* [TASKS TO PERFORM]:
**A.** Summarize the hospice documentation summary below in two sentences.
**B.** In one to three sentences, explain why the hospice documentation summary below says the missing hospice records were a failure under the hospice agreement.
**C.** Rewrite the paragraph of the hospice documentation summary that begins "Facility staff failed to provide" as a shorter bulleted list that keeps its main facts.

#### SELECTED PASSAGE

Failure to Maintain Required Hospice Documentation for Residents
Penalty
Summary
Facility staff failed to provide necessary hospice documentation for two residents who were receiving hospice care. For one resident with severe cognitive impairment and multiple pressure ulcers, hospice nurses' notes and wound care measurements were not found in the medical record. Despite requests from surveyors and statements from both facility staff and the hospice nurse that such documentation should be available or could be provided, the records remained incomplete. The hospice agreement between the facility and the hospice provider required maintenance and retention of complete medical records, including current clinical findings, but these were not present in the resident's binder or electronic record. For another resident with late-stage Alzheimer's disease and other significant health issues, hospice nurses' notes and the comprehensive care plan were also missing from the electronic clinical record. The resident had been admitted, discharged, and readmitted to hospice services, and required substantial assistance with daily activities. Interviews with the administrator and hospice nurse confirmed that the required documentation was not in the resident's binder, and the hospice nurse indicated that notes were kept in their own system and only faxed to the facility upon request. In both cases, the facility did not maintain complete and appropriate medical records as stipulated in the hospice agreement. The lack of hospice nurses' notes and other required documentation was confirmed through observation, staff interviews, clinical record review, and facility document review. These deficiencies were communicated to facility leadership during surveyor interviews and meetings, but no additional information or documentation was provided prior to the survey exit.

########
#### DATA SHOWN

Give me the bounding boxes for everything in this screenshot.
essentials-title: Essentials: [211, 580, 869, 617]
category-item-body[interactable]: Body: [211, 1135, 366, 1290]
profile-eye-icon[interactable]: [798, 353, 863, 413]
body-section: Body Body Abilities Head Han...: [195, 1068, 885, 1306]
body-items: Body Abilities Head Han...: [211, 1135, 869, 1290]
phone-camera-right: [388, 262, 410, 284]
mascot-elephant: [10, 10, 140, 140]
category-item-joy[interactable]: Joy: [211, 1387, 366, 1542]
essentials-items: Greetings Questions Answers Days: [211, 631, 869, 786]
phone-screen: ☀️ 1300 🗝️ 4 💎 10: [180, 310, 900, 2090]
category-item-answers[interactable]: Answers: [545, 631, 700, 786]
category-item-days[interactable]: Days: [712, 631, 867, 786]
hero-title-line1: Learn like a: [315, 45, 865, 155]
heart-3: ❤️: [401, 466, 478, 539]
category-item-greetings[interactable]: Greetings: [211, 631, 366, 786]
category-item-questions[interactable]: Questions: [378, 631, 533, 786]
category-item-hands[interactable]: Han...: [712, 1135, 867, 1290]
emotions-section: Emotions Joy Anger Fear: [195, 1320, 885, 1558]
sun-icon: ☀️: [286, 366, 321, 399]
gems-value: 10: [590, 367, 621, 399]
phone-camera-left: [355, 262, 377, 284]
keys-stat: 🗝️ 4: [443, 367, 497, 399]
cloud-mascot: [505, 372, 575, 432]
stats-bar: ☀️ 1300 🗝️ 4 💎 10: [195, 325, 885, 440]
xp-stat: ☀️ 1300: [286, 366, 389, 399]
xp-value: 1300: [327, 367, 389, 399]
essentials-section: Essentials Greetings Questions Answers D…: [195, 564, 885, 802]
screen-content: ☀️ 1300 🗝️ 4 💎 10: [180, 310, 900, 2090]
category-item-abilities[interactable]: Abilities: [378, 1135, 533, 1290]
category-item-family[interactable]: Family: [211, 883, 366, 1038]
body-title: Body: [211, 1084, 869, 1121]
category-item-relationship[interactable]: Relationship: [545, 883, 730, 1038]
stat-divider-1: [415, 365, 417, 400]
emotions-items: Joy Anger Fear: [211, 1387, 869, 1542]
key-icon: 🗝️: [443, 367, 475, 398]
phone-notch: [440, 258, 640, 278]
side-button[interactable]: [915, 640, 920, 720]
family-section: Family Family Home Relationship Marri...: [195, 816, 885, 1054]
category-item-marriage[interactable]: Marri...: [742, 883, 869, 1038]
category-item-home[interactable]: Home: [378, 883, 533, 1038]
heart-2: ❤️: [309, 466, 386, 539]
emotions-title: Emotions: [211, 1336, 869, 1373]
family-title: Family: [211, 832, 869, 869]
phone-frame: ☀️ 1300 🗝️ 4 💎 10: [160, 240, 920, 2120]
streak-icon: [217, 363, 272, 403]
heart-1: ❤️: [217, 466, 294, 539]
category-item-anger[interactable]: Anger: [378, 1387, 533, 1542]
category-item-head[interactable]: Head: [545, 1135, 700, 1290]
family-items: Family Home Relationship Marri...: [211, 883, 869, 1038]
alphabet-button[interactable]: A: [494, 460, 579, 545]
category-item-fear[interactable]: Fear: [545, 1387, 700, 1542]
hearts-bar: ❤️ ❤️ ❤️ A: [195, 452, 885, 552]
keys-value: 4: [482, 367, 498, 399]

########

* [OUTPUTS BY TASK]:
**A.** Facility staff failed to provide the required hospice documentation, including hospice nurses' notes, for two residents receiving hospice care, even though the hospice agreement required complete medical records. Observation, staff interviews, clinical record review, and facility document review confirmed that the documentation was missing, and no further information was provided before the survey exit.

**B.** The hospice agreement between the facility and the hospice provider required the maintenance and retention of complete medical records, including current clinical findings. For the first resident, hospice nurses' notes and wound care measurements were not in the binder or the electronic record. For the second resident, hospice nurses' notes and the comprehensive care plan were missing from the electronic clinical record.

**C.**
- Staff failed to provide the necessary hospice documentation for two residents receiving hospice care.
- Resident with severe cognitive impairment and multiple pressure ulcers: hospice nurses' notes and wound care measurements were not in the binder or electronic record. Surveyors requested them, and staff and the hospice nurse said they should be available or could be provided, but the record remained incomplete.
- The hospice agreement required complete medical records, including current clinical findings.
- Resident with late-stage Alzheimer's disease: this resident had been admitted, discharged, and readmitted to hospice and needed substantial help with daily activities. Hospice nurses' notes and the comprehensive care plan were missing from the electronic clinical record.
- The administrator and the hospice nurse confirmed the documentation was not in this resident's binder. The hospice nurse said notes were kept in the hospice's own system and faxed to the facility only on request.
- Observation, staff interviews, clinical record review, and facility document review confirmed the gaps.
- Facility leadership was informed, but no further documentation was provided before the survey exit.